===== MATERIAL TO PROCESS

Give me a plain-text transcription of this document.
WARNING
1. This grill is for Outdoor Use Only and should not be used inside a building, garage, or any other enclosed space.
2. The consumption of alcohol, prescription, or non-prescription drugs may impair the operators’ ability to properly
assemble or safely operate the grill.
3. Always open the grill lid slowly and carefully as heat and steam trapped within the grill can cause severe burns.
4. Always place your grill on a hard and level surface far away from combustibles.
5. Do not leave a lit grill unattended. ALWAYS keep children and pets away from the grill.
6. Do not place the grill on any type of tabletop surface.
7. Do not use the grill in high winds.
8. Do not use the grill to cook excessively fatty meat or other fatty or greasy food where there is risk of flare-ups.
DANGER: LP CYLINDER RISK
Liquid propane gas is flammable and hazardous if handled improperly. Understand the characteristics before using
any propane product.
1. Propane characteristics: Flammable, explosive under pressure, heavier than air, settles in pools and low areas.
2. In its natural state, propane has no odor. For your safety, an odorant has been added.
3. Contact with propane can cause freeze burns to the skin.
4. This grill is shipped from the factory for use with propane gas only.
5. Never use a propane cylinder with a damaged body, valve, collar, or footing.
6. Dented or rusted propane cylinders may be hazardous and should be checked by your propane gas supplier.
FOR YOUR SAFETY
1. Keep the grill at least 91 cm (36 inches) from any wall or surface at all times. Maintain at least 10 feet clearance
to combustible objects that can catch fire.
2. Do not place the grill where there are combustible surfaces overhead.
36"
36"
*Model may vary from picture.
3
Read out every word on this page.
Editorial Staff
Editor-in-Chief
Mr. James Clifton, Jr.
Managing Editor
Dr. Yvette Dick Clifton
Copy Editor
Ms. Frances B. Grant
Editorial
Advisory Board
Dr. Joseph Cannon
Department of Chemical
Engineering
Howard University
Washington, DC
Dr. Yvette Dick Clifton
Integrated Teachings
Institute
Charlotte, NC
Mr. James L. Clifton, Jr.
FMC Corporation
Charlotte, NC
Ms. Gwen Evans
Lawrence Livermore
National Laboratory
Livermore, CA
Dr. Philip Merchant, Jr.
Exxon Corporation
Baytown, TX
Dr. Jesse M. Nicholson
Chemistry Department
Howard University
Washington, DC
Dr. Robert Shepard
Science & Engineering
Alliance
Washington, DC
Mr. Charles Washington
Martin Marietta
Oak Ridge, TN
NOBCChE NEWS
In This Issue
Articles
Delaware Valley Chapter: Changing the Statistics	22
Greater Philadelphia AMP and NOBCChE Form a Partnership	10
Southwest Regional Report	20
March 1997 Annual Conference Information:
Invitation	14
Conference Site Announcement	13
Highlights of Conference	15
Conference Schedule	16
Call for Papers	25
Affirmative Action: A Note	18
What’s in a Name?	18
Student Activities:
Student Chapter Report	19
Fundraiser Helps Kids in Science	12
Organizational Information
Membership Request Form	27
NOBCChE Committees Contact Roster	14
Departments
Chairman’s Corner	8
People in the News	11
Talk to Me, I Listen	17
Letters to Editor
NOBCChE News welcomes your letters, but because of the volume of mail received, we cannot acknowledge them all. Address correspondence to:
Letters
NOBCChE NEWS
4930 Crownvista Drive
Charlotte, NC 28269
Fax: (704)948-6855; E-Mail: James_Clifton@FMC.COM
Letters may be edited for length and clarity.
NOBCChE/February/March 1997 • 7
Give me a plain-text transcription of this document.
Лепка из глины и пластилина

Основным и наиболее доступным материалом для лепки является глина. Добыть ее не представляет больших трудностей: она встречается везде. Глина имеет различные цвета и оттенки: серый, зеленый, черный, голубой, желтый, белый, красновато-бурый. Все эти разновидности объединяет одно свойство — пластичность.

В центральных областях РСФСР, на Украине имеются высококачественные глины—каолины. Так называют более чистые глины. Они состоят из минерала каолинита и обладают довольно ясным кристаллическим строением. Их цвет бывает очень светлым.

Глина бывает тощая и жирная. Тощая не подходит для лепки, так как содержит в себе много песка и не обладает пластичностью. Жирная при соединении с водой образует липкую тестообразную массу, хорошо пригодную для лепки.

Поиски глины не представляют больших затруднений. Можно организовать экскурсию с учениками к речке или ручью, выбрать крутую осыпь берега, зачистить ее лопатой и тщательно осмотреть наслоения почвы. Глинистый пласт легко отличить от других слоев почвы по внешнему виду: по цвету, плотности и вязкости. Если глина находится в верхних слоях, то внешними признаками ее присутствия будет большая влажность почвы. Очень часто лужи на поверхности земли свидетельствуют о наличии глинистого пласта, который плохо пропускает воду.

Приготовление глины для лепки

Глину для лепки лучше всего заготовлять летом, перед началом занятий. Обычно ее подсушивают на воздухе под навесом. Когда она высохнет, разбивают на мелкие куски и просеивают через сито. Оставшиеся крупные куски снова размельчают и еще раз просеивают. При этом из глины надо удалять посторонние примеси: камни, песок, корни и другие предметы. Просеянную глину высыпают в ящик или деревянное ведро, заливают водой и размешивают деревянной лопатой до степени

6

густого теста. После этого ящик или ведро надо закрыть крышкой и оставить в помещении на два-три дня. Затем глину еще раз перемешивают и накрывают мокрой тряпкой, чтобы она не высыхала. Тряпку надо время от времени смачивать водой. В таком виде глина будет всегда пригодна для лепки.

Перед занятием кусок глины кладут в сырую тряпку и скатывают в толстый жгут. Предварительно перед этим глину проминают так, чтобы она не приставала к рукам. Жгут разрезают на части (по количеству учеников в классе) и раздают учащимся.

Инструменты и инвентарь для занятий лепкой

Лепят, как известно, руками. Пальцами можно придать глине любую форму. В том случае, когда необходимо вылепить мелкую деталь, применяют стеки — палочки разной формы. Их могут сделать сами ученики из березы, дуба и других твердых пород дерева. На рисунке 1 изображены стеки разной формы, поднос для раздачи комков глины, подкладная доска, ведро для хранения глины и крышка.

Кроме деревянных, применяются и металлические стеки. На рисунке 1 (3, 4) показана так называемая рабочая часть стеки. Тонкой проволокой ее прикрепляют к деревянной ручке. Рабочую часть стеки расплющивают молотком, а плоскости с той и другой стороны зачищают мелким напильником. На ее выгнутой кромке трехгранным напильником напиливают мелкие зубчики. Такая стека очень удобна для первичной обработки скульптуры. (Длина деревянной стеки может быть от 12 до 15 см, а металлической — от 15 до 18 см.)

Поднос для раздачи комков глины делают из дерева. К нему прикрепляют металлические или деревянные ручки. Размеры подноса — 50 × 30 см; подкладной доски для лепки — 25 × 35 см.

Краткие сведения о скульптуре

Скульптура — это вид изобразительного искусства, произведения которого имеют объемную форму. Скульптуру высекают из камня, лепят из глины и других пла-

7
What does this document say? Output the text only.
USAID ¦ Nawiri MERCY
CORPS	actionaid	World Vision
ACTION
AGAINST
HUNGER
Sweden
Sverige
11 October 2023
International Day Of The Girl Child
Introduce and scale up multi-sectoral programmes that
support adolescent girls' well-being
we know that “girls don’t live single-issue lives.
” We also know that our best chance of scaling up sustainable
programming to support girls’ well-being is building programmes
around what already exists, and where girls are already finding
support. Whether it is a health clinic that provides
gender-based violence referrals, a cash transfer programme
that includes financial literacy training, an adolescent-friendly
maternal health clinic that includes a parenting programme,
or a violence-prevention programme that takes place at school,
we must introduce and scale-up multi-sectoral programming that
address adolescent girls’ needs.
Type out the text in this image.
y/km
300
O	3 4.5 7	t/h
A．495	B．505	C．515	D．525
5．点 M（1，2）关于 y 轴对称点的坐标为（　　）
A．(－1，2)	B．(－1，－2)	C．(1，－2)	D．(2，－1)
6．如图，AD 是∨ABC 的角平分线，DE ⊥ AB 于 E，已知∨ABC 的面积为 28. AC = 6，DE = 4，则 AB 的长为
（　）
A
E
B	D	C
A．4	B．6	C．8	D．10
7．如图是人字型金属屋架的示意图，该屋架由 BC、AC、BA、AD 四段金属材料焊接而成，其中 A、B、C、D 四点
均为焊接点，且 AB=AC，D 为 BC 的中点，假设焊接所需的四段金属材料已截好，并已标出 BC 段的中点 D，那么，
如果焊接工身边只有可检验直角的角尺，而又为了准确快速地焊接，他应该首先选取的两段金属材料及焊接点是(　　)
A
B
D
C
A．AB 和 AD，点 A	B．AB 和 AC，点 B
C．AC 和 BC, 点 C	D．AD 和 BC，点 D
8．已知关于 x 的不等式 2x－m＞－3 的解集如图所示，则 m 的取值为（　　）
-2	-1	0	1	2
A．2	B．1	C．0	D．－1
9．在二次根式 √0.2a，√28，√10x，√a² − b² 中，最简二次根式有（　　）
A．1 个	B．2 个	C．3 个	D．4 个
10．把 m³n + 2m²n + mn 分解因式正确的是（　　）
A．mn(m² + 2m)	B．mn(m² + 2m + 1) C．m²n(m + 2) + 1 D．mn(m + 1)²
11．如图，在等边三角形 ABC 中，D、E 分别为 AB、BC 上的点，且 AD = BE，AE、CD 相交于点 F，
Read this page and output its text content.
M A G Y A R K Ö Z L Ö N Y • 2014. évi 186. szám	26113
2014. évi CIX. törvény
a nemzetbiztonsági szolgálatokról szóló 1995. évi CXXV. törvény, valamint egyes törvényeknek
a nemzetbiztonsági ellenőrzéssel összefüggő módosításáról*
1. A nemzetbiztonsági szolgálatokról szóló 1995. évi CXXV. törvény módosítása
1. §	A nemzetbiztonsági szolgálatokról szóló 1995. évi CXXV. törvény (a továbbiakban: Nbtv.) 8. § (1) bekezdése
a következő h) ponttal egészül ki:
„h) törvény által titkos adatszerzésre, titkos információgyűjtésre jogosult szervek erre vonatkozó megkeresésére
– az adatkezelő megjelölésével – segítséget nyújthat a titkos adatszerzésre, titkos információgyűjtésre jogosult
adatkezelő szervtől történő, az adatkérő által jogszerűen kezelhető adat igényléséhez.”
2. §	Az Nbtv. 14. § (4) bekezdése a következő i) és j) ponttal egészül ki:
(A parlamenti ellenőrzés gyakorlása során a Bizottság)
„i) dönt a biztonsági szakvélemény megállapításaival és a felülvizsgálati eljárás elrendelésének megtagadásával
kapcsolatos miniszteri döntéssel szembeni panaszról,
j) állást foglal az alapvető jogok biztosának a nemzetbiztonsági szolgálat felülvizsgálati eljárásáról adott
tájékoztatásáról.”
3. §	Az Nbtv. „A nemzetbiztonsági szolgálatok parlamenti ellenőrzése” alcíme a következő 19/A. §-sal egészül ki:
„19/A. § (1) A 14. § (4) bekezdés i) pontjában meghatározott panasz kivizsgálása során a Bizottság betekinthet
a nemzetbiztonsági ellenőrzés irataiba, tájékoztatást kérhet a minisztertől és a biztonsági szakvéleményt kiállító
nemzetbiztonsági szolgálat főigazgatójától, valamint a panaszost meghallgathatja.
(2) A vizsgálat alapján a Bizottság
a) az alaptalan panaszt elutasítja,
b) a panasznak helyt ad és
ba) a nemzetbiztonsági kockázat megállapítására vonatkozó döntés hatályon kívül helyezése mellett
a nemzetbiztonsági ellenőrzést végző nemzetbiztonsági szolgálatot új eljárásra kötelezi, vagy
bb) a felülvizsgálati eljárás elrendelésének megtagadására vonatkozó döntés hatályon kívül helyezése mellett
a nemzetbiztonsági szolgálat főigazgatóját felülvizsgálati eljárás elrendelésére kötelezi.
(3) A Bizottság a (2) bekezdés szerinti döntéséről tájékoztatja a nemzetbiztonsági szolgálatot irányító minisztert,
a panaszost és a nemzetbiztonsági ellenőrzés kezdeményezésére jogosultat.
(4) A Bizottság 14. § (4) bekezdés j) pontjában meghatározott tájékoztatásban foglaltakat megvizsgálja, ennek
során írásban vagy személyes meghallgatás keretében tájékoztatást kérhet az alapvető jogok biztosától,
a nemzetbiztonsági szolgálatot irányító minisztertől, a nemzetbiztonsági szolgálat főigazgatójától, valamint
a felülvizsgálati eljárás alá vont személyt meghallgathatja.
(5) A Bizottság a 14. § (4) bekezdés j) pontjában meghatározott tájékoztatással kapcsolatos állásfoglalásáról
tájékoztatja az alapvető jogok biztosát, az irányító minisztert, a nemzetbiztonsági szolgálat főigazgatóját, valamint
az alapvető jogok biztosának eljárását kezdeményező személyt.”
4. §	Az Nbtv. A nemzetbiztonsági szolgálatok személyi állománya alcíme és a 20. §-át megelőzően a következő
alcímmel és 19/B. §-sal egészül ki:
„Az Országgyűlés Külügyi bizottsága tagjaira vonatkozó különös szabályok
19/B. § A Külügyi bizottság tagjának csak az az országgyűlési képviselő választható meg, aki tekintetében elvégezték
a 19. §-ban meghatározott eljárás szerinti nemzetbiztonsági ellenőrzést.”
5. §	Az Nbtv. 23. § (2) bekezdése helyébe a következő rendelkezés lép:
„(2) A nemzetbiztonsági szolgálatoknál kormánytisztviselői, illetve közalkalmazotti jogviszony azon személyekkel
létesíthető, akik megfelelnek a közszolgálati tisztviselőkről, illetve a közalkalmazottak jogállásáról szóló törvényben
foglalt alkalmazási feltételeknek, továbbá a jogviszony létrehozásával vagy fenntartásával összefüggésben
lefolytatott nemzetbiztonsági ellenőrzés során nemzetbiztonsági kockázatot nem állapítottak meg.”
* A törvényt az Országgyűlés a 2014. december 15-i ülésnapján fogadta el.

==========

## WRITTEN PROBLEM
Go through the listing above and locate each line that holds the word "well". Copy those lines.

## THE RESPONSE
support adolescent girls' well-being
programming to support girls’ well-being is building programmes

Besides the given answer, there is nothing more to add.